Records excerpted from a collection
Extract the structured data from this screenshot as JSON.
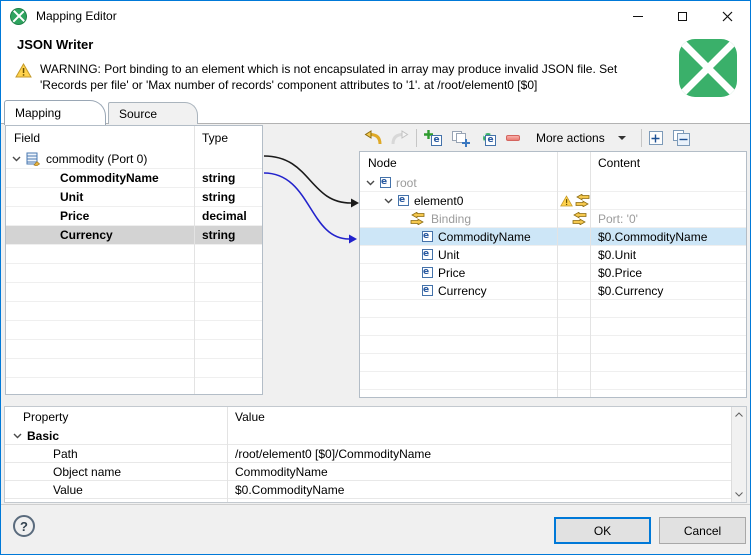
{
  "window": {
    "title": "Mapping Editor"
  },
  "header": {
    "component_name": "JSON Writer",
    "warning": "WARNING: Port binding to an element which is not encapsulated in array may produce invalid JSON file. Set 'Records per file' or 'Max number of records' component attributes to '1'. at /root/element0 [$0]"
  },
  "tabs": [
    {
      "label": "Mapping"
    },
    {
      "label": "Source"
    }
  ],
  "field_table": {
    "col_field": "Field",
    "col_type": "Type",
    "root_label": "commodity (Port 0)",
    "rows": [
      {
        "field": "CommodityName",
        "type": "string"
      },
      {
        "field": "Unit",
        "type": "string"
      },
      {
        "field": "Price",
        "type": "decimal"
      },
      {
        "field": "Currency",
        "type": "string",
        "selected": true
      }
    ]
  },
  "toolbar": {
    "more_actions": "More actions"
  },
  "node_table": {
    "col_node": "Node",
    "col_content": "Content",
    "rows": [
      {
        "label": "root",
        "content": ""
      },
      {
        "label": "element0",
        "content": ""
      },
      {
        "label": "Binding",
        "content": "Port: '0'"
      },
      {
        "label": "CommodityName",
        "content": "$0.CommodityName",
        "selected": true
      },
      {
        "label": "Unit",
        "content": "$0.Unit"
      },
      {
        "label": "Price",
        "content": "$0.Price"
      },
      {
        "label": "Currency",
        "content": "$0.Currency"
      }
    ]
  },
  "property_table": {
    "col_property": "Property",
    "col_value": "Value",
    "group": "Basic",
    "rows": [
      {
        "property": "Path",
        "value": "/root/element0 [$0]/CommodityName"
      },
      {
        "property": "Object name",
        "value": "CommodityName"
      },
      {
        "property": "Value",
        "value": "$0.CommodityName"
      }
    ]
  },
  "footer": {
    "help": "?",
    "ok": "OK",
    "cancel": "Cancel"
  },
  "icons": {
    "element_glyph": "e"
  },
  "colors": {
    "accent": "#0079d8",
    "clover_green": "#3ab06a",
    "warning_yellow": "#ffd24d",
    "selection_blue": "#cde6f7",
    "selection_gray": "#d3d3d3"
  }
}
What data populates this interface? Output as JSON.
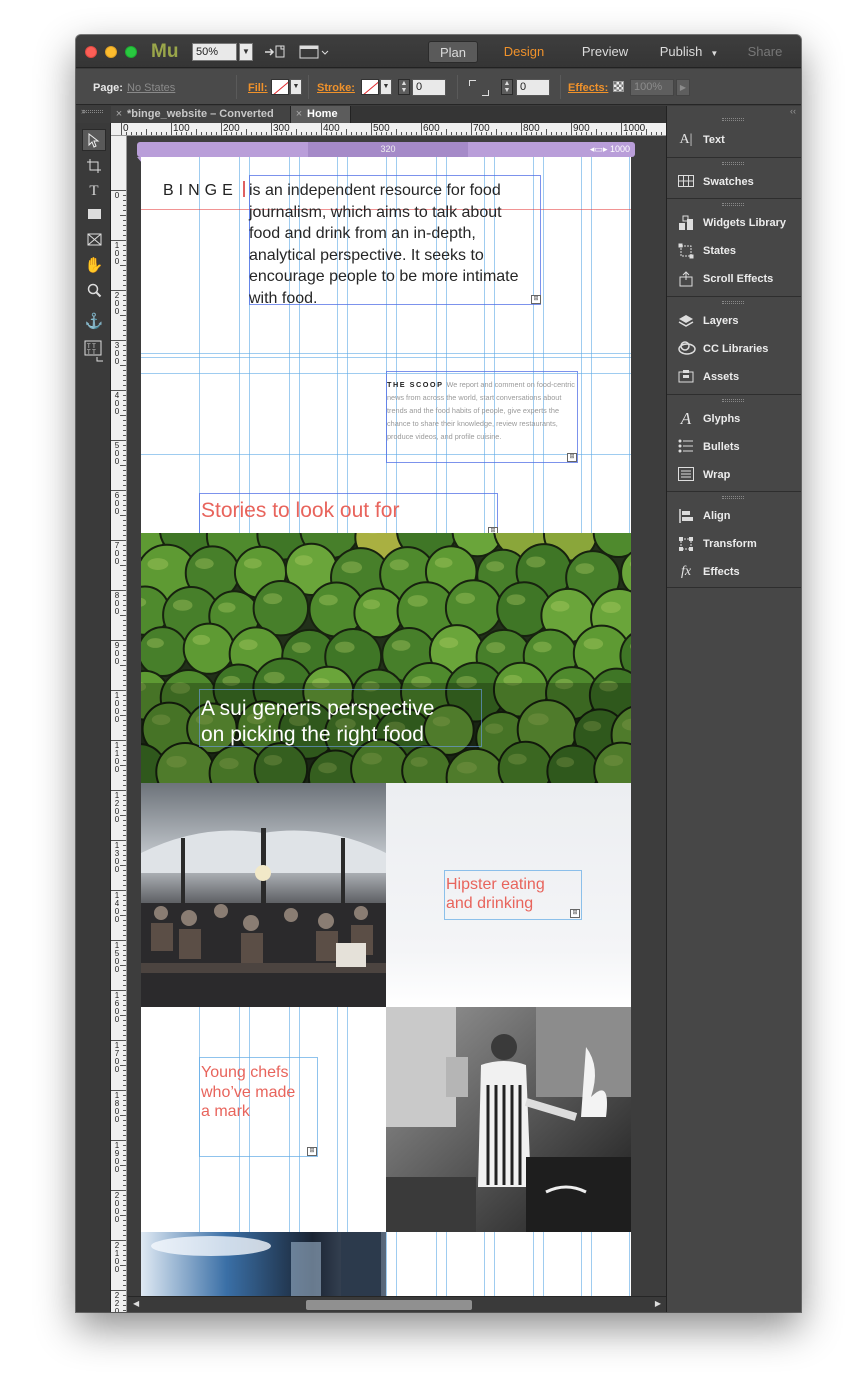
{
  "app": {
    "name": "Mu",
    "zoom": "50%"
  },
  "modes": {
    "plan": "Plan",
    "design": "Design",
    "preview": "Preview",
    "publish": "Publish",
    "share": "Share"
  },
  "controls": {
    "page_label": "Page:",
    "page_state": "No States",
    "fill_label": "Fill:",
    "stroke_label": "Stroke:",
    "stroke_width": "0",
    "corner_radius": "0",
    "effects_label": "Effects:",
    "opacity": "100%"
  },
  "tabs": [
    {
      "label": "*binge_website – Converted"
    },
    {
      "label": "Home"
    }
  ],
  "ruler": {
    "top": [
      "0",
      "100",
      "200",
      "300",
      "400",
      "500",
      "600",
      "700",
      "800",
      "900",
      "1000"
    ],
    "left": [
      "0",
      "100",
      "200",
      "300",
      "400",
      "500",
      "600",
      "700",
      "800",
      "900",
      "1000",
      "1100",
      "1200",
      "1300",
      "1400",
      "1500",
      "1600",
      "1700",
      "1800",
      "1900",
      "2000",
      "2100",
      "2200"
    ]
  },
  "breakpoint": {
    "mid": "320",
    "max": "1000"
  },
  "page": {
    "logo": "BINGE",
    "intro": "is an independent resource for food journalism, which aims to talk about food and drink from an in-depth, analytical perspective. It seeks to encourage people to be more intimate with food.",
    "scoop_title": "THE SCOOP",
    "scoop_text": "We report and comment on food-centric news from across the world, start conversations about trends and the food habits of people, give experts the chance to share their knowledge, review restaurants, produce videos, and profile cuisine.",
    "stories_heading": "Stories to look out for",
    "feature_caption_line1": "A sui generis perspective",
    "feature_caption_line2": "on picking the right food",
    "hipster_line1": "Hipster eating",
    "hipster_line2": "and drinking",
    "young_line1": "Young chefs",
    "young_line2": "who’ve made",
    "young_line3": "a mark"
  },
  "panel": {
    "text": "Text",
    "swatches": "Swatches",
    "widgets": "Widgets Library",
    "states": "States",
    "scroll_effects": "Scroll Effects",
    "layers": "Layers",
    "cc_libraries": "CC Libraries",
    "assets": "Assets",
    "glyphs": "Glyphs",
    "bullets": "Bullets",
    "wrap": "Wrap",
    "align": "Align",
    "transform": "Transform",
    "effects": "Effects"
  },
  "colors": {
    "accent_orange": "#f0922b",
    "heading_coral": "#e8645c",
    "breakpoint_purple": "#b99ed9",
    "guide_blue": "#5faae6"
  }
}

EXERCISE REQUIREMENTS:
Exclude every picture and copy the remaining data exactly.

WRITTEN ANSWER:
Extract the structured data from this screenshot as JSON.
{
  "window": {
    "title": "Mapping Editor"
  },
  "header": {
    "component_name": "JSON Writer",
    "warning": "WARNING: Port binding to an element which is not encapsulated in array may produce invalid JSON file. Set 'Records per file' or 'Max number of records' component attributes to '1'. at /root/element0 [$0]"
  },
  "tabs": [
    {
      "label": "Mapping"
    },
    {
      "label": "Source"
    }
  ],
  "field_table": {
    "col_field": "Field",
    "col_type": "Type",
    "root_label": "commodity (Port 0)",
    "rows": [
      {
        "field": "CommodityName",
        "type": "string"
      },
      {
        "field": "Unit",
        "type": "string"
      },
      {
        "field": "Price",
        "type": "decimal"
      },
      {
        "field": "Currency",
        "type": "string",
        "selected": true
      }
    ]
  },
  "toolbar": {
    "more_actions": "More actions"
  },
  "node_table": {
    "col_node": "Node",
    "col_content": "Content",
    "rows": [
      {
        "label": "root",
        "content": ""
      },
      {
        "label": "element0",
        "content": ""
      },
      {
        "label": "Binding",
        "content": "Port: '0'"
      },
      {
        "label": "CommodityName",
        "content": "$0.CommodityName",
        "selected": true
      },
      {
        "label": "Unit",
        "content": "$0.Unit"
      },
      {
        "label": "Price",
        "content": "$0.Price"
      },
      {
        "label": "Currency",
        "content": "$0.Currency"
      }
    ]
  },
  "property_table": {
    "col_property": "Property",
    "col_value": "Value",
    "group": "Basic",
    "rows": [
      {
        "property": "Path",
        "value": "/root/element0 [$0]/CommodityName"
      },
      {
        "property": "Object name",
        "value": "CommodityName"
      },
      {
        "property": "Value",
        "value": "$0.CommodityName"
      }
    ]
  },
  "footer": {
    "help": "?",
    "ok": "OK",
    "cancel": "Cancel"
  },
  "icons": {
    "element_glyph": "e"
  },
  "colors": {
    "accent": "#0079d8",
    "clover_green": "#3ab06a",
    "warning_yellow": "#ffd24d",
    "selection_blue": "#cde6f7",
    "selection_gray": "#d3d3d3"
  }
}
What data populates this interface? Output as JSON.
{
  "app": {
    "name": "Mu",
    "zoom": "50%"
  },
  "modes": {
    "plan": "Plan",
    "design": "Design",
    "preview": "Preview",
    "publish": "Publish",
    "share": "Share"
  },
  "controls": {
    "page_label": "Page:",
    "page_state": "No States",
    "fill_label": "Fill:",
    "stroke_label": "Stroke:",
    "stroke_width": "0",
    "corner_radius": "0",
    "effects_label": "Effects:",
    "opacity": "100%"
  },
  "tabs": [
    {
      "label": "*binge_website – Converted"
    },
    {
      "label": "Home"
    }
  ],
  "ruler": {
    "top": [
      "0",
      "100",
      "200",
      "300",
      "400",
      "500",
      "600",
      "700",
      "800",
      "900",
      "1000"
    ],
    "left": [
      "0",
      "100",
      "200",
      "300",
      "400",
      "500",
      "600",
      "700",
      "800",
      "900",
      "1000",
      "1100",
      "1200",
      "1300",
      "1400",
      "1500",
      "1600",
      "1700",
      "1800",
      "1900",
      "2000",
      "2100",
      "2200"
    ]
  },
  "breakpoint": {
    "mid": "320",
    "max": "1000"
  },
  "page": {
    "logo": "BINGE",
    "intro": "is an independent resource for food journalism, which aims to talk about food and drink from an in-depth, analytical perspective. It seeks to encourage people to be more intimate with food.",
    "scoop_title": "THE SCOOP",
    "scoop_text": "We report and comment on food-centric news from across the world, start conversations about trends and the food habits of people, give experts the chance to share their knowledge, review restaurants, produce videos, and profile cuisine.",
    "stories_heading": "Stories to look out for",
    "feature_caption_line1": "A sui generis perspective",
    "feature_caption_line2": "on picking the right food",
    "hipster_line1": "Hipster eating",
    "hipster_line2": "and drinking",
    "young_line1": "Young chefs",
    "young_line2": "who’ve made",
    "young_line3": "a mark"
  },
  "panel": {
    "text": "Text",
    "swatches": "Swatches",
    "widgets": "Widgets Library",
    "states": "States",
    "scroll_effects": "Scroll Effects",
    "layers": "Layers",
    "cc_libraries": "CC Libraries",
    "assets": "Assets",
    "glyphs": "Glyphs",
    "bullets": "Bullets",
    "wrap": "Wrap",
    "align": "Align",
    "transform": "Transform",
    "effects": "Effects"
  },
  "colors": {
    "accent_orange": "#f0922b",
    "heading_coral": "#e8645c",
    "breakpoint_purple": "#b99ed9",
    "guide_blue": "#5faae6"
  }
}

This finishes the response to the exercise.